What the task requires:
Below are some records. Pull every line that contains the word "Parked".

+++

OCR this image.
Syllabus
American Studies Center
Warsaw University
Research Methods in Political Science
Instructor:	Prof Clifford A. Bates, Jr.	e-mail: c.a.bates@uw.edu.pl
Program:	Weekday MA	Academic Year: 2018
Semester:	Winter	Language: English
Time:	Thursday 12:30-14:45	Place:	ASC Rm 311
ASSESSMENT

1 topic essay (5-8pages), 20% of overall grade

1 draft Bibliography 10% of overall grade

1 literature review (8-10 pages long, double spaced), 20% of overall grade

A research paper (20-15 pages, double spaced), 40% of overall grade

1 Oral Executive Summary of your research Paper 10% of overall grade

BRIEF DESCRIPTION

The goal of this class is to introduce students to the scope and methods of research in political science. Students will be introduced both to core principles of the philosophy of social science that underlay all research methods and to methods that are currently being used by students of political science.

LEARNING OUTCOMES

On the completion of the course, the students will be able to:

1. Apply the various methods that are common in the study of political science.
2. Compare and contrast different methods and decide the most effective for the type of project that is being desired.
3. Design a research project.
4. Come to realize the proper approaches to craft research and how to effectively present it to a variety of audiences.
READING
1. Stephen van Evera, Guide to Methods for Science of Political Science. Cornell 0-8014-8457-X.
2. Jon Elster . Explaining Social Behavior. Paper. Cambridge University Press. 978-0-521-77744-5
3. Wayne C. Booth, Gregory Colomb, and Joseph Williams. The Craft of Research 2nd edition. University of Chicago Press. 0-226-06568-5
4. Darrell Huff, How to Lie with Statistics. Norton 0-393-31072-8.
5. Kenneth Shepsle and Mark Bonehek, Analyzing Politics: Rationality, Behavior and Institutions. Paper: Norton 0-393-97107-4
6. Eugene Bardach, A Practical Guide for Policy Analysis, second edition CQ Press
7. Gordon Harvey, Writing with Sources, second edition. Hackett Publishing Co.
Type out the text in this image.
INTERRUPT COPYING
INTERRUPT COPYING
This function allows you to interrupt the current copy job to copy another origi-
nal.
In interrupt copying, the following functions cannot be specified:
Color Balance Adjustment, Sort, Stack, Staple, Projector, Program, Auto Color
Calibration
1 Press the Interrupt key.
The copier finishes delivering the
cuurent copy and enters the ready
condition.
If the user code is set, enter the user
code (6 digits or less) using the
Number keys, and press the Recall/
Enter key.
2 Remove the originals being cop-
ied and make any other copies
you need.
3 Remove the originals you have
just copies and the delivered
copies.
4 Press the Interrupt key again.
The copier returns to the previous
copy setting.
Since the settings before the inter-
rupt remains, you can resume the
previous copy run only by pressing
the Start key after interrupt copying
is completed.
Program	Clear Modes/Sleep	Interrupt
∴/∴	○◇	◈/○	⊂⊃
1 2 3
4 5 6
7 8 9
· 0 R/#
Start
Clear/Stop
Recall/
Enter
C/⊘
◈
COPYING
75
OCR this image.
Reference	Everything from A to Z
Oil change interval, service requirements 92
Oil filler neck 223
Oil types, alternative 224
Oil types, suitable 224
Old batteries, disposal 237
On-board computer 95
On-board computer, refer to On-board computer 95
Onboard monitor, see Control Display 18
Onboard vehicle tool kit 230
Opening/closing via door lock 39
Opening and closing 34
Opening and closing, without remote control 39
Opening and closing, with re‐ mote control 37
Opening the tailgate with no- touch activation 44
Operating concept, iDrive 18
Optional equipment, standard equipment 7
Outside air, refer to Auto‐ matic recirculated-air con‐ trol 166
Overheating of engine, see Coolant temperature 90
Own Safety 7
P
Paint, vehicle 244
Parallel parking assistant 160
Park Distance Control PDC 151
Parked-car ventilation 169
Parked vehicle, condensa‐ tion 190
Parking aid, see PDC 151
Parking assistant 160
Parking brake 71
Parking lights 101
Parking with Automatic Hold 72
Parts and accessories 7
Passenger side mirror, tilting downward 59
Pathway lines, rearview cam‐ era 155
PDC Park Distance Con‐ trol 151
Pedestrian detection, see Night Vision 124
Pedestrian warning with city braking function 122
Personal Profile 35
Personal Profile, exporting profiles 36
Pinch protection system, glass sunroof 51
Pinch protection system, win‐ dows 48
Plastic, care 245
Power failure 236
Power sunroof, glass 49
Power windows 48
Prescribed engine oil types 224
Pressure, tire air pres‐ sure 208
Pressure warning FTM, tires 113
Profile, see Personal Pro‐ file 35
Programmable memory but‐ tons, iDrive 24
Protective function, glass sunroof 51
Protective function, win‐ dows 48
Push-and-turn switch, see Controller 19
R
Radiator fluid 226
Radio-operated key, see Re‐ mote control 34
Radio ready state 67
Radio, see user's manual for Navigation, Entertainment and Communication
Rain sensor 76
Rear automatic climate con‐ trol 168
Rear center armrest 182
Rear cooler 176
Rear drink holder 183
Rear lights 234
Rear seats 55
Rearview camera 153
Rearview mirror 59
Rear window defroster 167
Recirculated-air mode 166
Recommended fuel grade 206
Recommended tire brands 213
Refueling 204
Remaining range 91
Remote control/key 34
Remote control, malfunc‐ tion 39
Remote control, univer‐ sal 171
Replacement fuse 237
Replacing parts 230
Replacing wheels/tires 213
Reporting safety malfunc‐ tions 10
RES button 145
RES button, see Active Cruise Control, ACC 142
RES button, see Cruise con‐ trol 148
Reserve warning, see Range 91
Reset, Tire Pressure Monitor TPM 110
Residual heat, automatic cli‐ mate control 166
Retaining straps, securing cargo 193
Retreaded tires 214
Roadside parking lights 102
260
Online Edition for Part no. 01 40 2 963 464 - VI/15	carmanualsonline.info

+++

Correct result:
Parked-car ventilation 169
Parked vehicle, condensa‐ tion 190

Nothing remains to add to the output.